◆ **Task details**: Only the number is wanted: how many lines of the data contain "Static"?

◆ **Supplied records**:

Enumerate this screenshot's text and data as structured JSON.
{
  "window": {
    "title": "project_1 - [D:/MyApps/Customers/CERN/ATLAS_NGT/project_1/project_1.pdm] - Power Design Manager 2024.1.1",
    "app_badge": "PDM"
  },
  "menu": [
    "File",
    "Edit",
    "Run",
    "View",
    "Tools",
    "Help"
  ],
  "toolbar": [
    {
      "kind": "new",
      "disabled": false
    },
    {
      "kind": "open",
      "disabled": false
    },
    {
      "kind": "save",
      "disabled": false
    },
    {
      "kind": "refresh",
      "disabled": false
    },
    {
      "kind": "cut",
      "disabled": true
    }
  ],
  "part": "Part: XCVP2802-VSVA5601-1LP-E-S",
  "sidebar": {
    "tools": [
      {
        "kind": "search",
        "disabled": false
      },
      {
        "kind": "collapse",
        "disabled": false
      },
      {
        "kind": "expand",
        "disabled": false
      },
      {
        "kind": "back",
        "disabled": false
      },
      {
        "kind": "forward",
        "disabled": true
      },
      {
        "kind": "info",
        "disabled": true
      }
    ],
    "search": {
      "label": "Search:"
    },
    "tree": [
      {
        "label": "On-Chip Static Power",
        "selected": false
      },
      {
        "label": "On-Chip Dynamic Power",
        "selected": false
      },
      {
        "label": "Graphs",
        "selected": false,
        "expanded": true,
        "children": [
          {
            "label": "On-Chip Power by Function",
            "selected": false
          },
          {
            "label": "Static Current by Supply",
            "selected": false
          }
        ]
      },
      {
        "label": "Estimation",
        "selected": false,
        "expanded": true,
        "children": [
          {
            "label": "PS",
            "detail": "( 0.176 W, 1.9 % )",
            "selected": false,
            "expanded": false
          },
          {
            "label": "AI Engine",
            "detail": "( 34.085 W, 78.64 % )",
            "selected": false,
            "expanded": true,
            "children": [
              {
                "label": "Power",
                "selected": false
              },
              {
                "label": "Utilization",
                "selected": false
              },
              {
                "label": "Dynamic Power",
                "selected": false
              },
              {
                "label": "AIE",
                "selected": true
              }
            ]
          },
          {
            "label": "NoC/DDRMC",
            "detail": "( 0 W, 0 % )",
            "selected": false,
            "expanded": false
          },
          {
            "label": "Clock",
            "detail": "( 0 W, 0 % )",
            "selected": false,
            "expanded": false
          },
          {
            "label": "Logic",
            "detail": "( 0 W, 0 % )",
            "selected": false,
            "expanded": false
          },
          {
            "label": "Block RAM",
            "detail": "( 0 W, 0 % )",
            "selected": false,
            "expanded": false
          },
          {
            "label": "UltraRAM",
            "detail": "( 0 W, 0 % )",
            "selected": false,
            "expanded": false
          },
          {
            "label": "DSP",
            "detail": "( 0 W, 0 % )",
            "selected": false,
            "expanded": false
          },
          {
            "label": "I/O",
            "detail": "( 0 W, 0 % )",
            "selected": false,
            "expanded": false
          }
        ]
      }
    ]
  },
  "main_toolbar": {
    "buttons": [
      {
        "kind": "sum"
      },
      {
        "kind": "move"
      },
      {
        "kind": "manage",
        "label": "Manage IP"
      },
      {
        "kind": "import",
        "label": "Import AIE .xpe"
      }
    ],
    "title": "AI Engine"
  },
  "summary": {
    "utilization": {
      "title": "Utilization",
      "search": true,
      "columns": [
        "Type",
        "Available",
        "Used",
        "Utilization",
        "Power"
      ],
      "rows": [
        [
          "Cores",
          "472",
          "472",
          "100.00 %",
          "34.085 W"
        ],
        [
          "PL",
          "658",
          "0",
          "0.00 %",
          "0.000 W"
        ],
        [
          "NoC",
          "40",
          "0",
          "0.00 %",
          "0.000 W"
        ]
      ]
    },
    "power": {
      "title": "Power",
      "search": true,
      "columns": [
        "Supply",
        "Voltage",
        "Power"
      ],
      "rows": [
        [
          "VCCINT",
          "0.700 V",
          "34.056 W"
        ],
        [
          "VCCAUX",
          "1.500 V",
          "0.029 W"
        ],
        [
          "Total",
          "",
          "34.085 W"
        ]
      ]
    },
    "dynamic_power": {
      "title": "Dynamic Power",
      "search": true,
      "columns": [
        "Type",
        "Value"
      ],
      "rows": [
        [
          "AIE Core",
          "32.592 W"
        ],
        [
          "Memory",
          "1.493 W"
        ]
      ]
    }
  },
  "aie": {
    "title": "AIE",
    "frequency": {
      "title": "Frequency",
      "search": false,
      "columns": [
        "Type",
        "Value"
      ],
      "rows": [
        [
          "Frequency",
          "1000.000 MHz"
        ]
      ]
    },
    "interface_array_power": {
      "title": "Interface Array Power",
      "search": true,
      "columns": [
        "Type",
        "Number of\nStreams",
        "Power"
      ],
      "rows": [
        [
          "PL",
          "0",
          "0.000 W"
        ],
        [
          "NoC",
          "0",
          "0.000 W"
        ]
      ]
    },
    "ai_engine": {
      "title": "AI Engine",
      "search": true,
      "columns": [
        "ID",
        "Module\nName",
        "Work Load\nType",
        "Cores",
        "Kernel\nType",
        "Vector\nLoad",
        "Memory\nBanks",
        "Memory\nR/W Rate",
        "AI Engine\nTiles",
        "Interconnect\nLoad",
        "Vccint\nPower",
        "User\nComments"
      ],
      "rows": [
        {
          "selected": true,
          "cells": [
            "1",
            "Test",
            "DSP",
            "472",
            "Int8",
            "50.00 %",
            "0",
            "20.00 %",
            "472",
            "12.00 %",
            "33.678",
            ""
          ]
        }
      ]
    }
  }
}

◆ **Reply to the task**: 2